Goal
Determine how many lines of the entries contain "pene". Reply with that number alone.

A block of data:

------------------------------------------------------------

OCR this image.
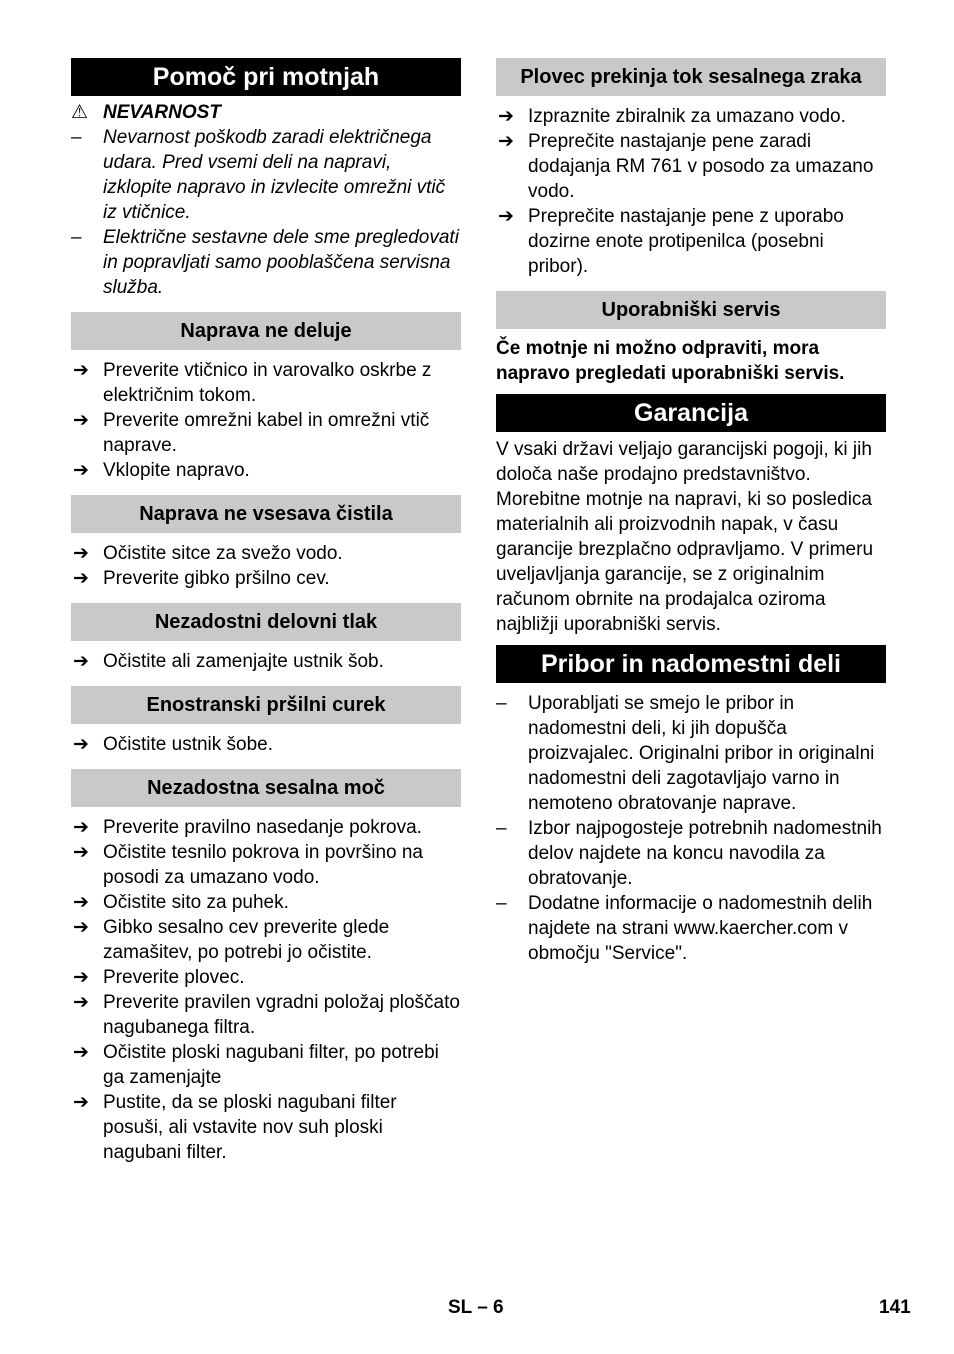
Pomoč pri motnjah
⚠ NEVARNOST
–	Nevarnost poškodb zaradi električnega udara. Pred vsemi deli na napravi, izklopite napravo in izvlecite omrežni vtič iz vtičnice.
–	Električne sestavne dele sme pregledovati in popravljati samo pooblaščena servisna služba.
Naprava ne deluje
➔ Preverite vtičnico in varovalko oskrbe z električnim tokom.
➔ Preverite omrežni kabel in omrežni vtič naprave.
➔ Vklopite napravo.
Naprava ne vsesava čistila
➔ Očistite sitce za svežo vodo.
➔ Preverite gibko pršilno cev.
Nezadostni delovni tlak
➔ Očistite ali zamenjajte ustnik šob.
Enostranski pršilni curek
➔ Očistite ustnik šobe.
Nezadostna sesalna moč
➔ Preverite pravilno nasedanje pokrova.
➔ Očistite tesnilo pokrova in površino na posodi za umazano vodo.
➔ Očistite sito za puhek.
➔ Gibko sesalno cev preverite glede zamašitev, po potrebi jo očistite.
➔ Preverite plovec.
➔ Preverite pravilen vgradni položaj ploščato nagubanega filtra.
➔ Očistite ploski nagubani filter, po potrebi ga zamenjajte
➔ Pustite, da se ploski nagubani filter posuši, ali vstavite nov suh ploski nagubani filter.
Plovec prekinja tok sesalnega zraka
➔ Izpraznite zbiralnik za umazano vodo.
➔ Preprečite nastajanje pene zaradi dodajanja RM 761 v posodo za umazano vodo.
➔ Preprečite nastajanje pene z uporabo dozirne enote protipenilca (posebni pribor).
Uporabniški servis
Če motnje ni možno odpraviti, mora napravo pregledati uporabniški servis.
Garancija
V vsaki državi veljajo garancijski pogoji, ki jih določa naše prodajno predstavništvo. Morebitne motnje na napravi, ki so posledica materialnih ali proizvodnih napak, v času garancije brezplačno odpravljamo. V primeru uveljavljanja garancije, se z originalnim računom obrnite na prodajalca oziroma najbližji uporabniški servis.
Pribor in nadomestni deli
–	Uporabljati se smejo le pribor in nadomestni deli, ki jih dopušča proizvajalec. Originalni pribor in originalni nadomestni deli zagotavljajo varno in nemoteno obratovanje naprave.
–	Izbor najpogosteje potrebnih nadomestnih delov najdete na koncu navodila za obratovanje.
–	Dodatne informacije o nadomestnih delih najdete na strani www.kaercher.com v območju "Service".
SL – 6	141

------------------------------------------------------------

Result of this task
2